* What you need to do *
Extract every line where the string "Statistics" appears.
BEGIN Input rows
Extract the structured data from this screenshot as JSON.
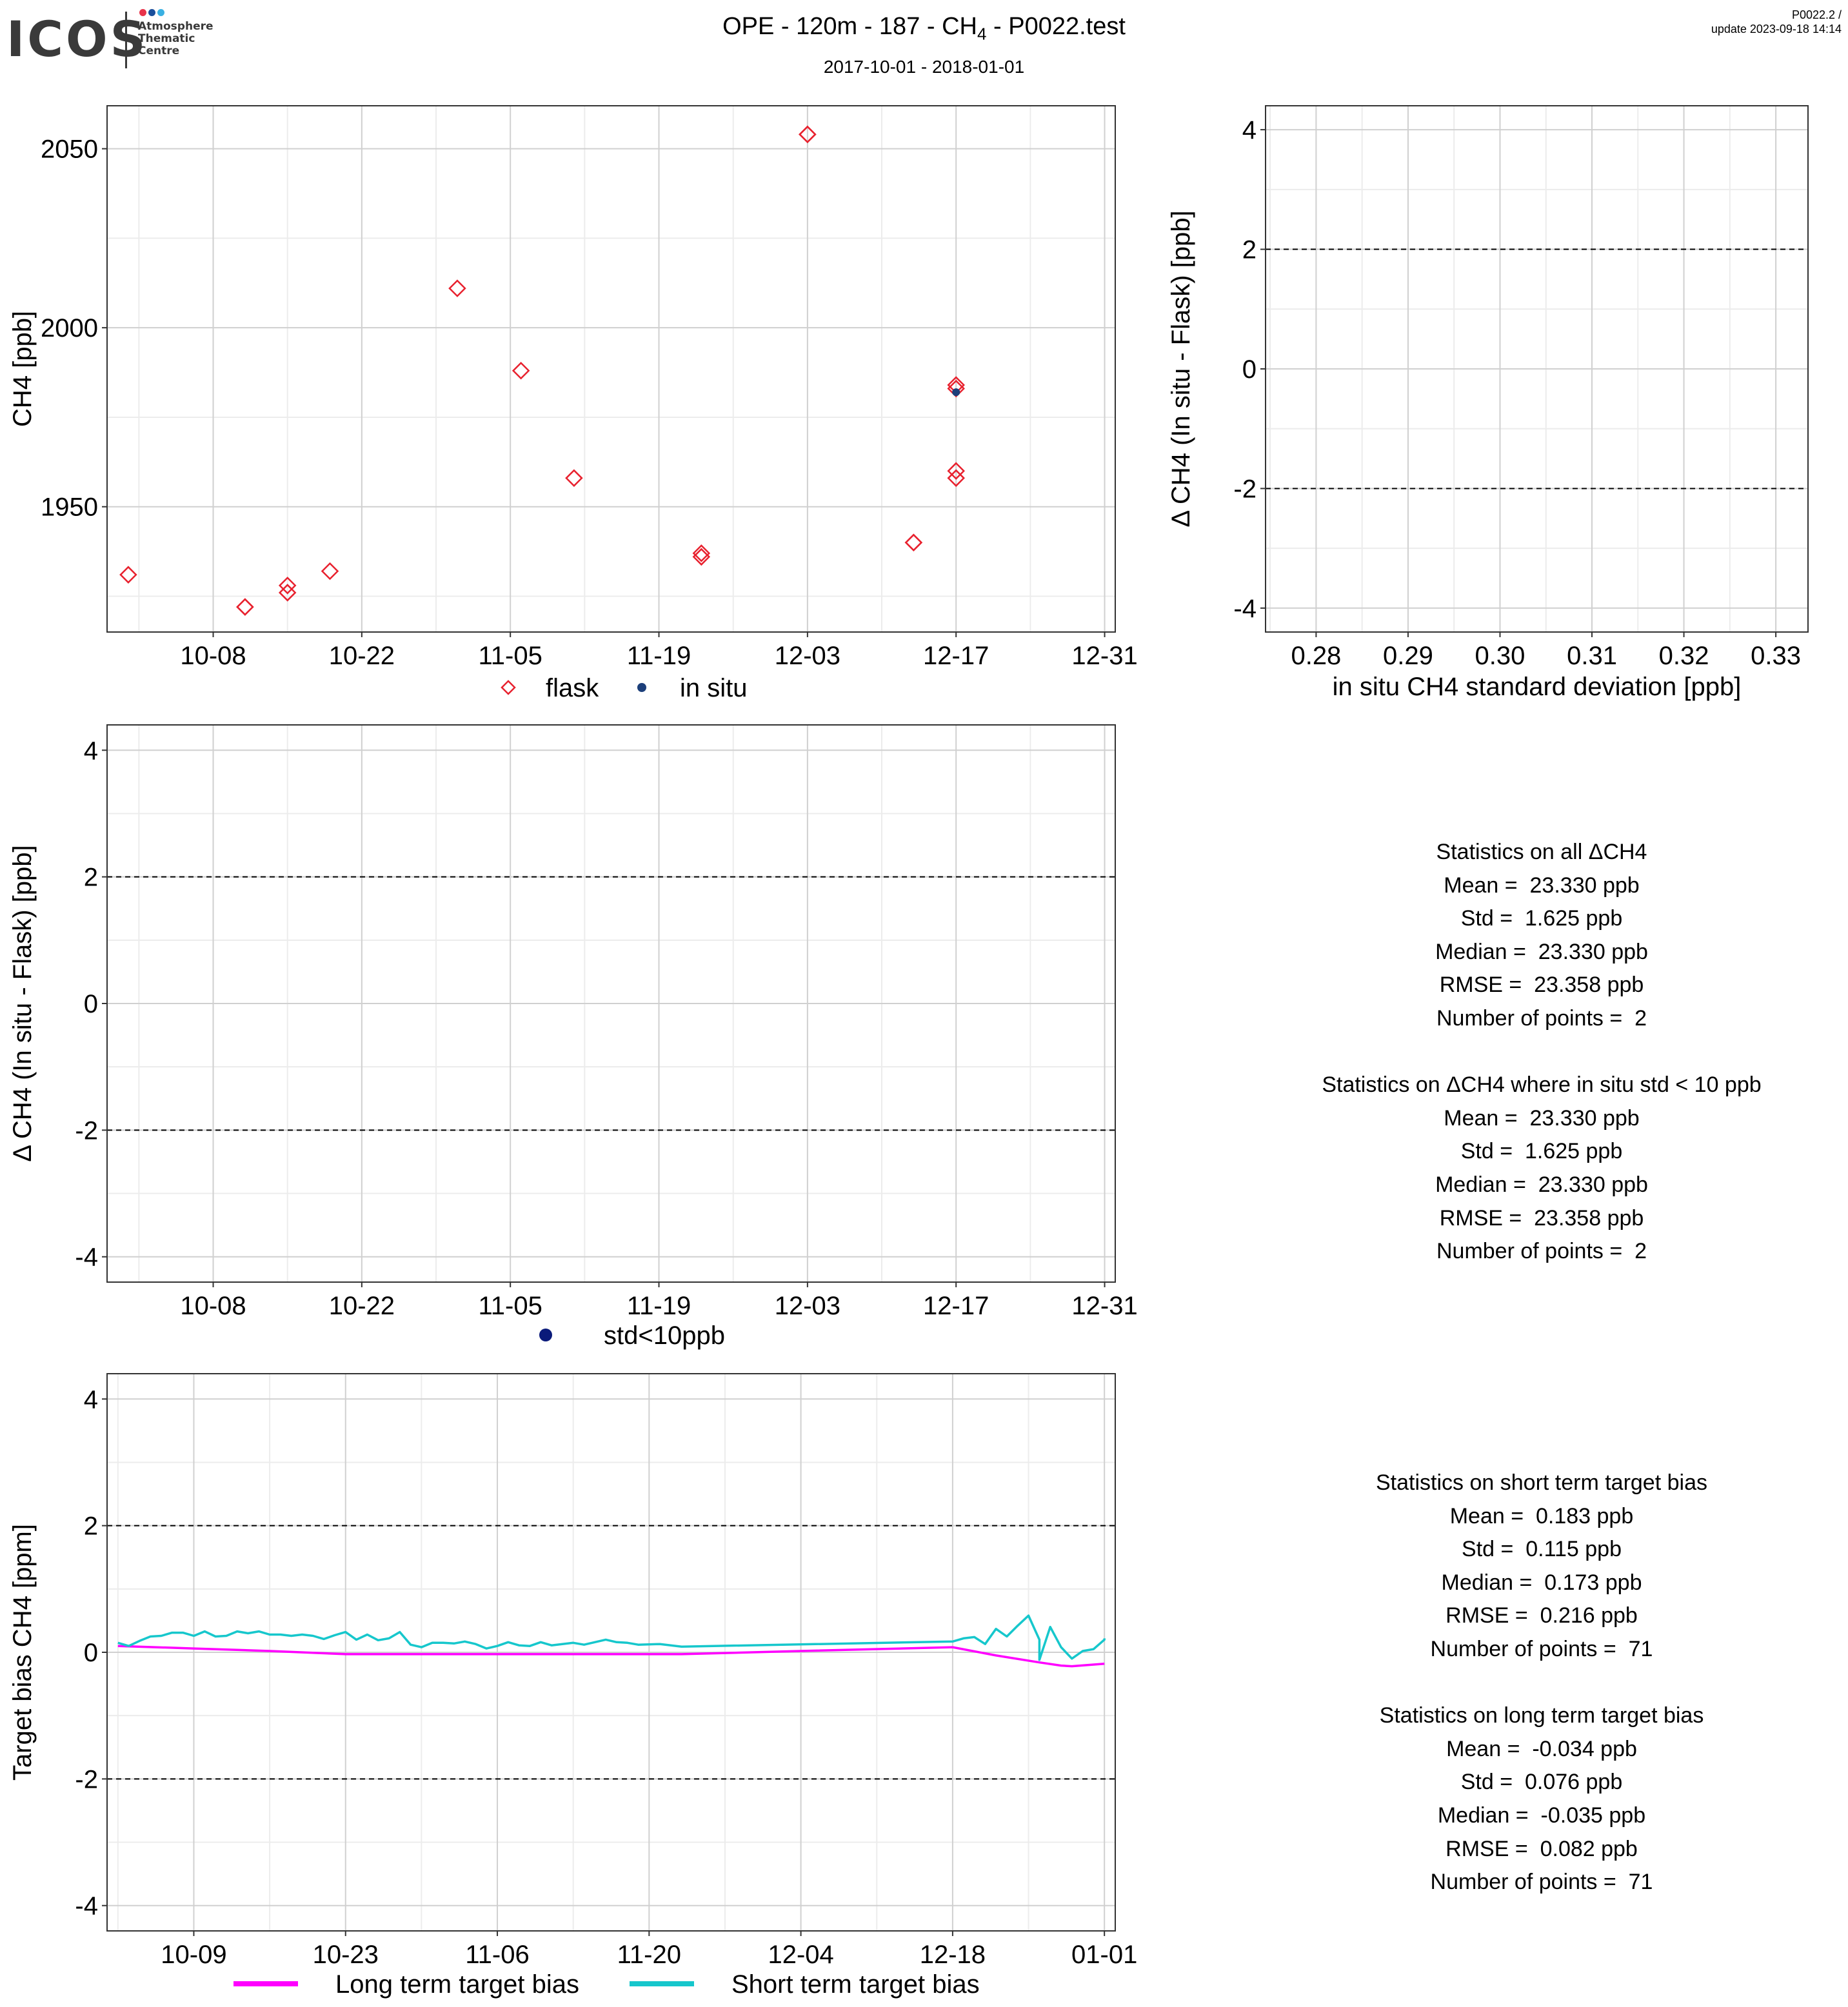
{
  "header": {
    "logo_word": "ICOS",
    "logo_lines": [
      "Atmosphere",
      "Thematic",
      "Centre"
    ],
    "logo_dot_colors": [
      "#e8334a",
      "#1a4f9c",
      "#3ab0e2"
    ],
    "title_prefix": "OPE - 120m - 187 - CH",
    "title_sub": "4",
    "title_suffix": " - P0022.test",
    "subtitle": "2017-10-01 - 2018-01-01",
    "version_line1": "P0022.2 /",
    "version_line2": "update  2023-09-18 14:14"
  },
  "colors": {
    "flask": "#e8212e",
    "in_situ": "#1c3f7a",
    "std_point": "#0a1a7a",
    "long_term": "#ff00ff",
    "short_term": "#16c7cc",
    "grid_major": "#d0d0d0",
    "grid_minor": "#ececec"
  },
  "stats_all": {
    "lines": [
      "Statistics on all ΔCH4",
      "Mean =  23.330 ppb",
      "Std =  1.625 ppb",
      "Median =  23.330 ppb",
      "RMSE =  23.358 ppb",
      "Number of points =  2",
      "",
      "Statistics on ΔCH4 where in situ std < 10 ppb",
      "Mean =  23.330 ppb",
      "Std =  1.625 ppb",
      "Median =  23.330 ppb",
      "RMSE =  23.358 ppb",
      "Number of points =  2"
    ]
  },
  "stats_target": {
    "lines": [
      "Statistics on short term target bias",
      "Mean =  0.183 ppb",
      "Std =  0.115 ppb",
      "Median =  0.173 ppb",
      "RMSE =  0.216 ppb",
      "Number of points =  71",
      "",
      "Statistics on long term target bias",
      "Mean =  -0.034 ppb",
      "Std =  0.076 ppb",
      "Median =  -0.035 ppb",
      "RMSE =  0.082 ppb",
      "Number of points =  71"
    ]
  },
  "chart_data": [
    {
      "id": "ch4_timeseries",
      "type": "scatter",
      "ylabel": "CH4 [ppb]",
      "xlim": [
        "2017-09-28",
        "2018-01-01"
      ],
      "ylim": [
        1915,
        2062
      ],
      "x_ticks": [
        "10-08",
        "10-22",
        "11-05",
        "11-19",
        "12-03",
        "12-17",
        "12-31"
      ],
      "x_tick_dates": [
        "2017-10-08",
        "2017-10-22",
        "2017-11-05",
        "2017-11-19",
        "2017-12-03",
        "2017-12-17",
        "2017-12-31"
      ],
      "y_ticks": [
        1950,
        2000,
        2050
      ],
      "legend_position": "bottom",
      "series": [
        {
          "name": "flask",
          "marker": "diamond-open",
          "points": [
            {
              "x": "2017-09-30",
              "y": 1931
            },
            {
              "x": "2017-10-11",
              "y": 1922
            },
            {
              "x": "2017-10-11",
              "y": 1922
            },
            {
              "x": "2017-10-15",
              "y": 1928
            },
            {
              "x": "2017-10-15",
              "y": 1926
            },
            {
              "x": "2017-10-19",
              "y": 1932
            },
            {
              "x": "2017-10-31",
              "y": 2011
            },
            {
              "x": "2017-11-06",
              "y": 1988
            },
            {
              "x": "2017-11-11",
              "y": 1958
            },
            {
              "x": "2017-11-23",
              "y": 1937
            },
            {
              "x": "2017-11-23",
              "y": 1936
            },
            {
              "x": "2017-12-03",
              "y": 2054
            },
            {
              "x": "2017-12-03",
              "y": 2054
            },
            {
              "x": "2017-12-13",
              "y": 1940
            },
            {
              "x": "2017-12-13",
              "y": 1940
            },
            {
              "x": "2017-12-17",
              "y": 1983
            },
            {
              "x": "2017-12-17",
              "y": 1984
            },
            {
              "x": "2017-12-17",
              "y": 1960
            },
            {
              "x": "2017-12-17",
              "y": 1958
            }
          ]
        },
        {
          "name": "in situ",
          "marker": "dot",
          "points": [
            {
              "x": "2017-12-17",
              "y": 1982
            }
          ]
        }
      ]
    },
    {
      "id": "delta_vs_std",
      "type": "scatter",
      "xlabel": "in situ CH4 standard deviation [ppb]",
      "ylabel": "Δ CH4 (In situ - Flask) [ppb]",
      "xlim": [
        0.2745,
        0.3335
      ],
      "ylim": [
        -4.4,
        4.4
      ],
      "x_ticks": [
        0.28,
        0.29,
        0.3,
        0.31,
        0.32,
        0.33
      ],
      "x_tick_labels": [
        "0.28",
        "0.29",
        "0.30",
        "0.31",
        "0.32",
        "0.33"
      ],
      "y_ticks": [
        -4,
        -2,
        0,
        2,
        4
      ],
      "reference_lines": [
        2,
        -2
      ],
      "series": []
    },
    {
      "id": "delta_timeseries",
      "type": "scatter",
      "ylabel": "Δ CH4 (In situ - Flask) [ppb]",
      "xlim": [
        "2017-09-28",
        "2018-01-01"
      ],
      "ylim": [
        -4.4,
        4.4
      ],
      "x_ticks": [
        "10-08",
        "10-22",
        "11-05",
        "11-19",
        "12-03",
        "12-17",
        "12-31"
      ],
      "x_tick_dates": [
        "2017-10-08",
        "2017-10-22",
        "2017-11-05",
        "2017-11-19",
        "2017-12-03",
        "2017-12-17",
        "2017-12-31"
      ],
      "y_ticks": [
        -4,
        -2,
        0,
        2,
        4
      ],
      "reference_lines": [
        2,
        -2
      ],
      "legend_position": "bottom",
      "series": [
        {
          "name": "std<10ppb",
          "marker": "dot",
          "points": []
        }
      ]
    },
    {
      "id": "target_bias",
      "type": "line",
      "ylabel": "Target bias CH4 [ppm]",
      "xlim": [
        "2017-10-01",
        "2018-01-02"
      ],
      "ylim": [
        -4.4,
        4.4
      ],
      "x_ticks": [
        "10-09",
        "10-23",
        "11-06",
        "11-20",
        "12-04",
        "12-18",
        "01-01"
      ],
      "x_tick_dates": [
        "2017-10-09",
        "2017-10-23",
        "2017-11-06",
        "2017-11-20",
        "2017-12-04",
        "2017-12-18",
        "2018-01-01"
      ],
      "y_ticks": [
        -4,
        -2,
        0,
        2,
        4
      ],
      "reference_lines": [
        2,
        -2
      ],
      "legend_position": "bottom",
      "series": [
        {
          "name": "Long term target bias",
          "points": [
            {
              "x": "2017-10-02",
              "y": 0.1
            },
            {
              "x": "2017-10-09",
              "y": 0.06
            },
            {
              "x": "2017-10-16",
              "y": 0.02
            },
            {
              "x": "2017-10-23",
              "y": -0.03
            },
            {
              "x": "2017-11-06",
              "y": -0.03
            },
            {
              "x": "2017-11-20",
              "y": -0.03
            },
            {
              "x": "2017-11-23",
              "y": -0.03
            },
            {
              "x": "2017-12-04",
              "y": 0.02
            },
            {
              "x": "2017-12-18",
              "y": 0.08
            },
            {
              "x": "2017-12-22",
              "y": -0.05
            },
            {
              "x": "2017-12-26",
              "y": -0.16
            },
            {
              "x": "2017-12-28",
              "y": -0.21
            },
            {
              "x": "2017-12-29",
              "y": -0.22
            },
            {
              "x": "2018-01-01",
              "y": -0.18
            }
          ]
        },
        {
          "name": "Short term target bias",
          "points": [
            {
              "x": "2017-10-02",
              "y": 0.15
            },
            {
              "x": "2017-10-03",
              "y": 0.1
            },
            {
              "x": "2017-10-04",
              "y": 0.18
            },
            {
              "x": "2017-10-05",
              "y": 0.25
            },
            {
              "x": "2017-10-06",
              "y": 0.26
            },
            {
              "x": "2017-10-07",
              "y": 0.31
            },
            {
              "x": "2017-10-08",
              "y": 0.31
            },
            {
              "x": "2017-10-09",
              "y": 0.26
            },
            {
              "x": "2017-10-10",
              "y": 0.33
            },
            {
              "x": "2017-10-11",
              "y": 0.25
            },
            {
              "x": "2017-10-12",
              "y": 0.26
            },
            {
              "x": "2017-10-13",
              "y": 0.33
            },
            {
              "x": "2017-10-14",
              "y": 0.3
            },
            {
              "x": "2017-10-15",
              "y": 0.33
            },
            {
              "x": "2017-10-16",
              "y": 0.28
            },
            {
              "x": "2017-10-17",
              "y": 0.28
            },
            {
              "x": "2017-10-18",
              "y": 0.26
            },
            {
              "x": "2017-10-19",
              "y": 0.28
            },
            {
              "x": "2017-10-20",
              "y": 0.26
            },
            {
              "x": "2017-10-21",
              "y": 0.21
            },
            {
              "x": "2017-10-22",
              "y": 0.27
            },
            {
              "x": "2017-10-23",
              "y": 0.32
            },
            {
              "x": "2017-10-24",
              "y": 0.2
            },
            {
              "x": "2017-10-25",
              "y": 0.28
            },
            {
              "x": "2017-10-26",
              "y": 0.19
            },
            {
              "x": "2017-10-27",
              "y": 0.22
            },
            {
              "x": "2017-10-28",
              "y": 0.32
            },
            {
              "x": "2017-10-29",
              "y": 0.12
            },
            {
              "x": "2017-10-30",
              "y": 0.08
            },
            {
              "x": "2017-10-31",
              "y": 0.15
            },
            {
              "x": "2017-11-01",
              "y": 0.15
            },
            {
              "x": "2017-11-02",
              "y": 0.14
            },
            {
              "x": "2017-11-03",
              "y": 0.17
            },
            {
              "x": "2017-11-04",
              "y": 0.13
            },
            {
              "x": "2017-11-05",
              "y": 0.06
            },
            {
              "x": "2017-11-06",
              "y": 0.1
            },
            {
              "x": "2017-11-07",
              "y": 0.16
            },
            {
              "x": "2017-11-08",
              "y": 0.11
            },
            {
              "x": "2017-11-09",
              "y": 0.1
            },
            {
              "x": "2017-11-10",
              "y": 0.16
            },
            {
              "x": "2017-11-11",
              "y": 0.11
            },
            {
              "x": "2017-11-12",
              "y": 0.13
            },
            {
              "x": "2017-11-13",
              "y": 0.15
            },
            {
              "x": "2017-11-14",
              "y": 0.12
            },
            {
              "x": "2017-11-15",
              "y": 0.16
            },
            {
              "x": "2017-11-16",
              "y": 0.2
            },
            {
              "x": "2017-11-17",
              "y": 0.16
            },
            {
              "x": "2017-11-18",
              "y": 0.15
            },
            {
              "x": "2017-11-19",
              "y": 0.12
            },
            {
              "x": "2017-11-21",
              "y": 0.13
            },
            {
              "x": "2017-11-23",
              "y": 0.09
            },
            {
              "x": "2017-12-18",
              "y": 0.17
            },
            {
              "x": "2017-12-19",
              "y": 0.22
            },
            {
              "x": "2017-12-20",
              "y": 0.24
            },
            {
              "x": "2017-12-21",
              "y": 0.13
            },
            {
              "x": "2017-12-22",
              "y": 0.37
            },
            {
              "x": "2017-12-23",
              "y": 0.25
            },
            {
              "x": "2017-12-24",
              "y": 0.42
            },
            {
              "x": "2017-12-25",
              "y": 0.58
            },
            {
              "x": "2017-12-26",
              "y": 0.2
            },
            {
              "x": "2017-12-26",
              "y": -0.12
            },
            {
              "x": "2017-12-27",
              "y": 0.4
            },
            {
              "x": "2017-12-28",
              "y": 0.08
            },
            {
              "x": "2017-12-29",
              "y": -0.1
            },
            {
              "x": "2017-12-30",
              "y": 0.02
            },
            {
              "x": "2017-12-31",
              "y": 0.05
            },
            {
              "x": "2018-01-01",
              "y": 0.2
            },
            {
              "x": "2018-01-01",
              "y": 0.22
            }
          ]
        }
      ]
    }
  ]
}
END Input rows
* Solution *
      "Statistics on all ΔCH4",
      "Statistics on ΔCH4 where in situ std < 10 ppb",
      "Statistics on short term target bias",
      "Statistics on long term target bias",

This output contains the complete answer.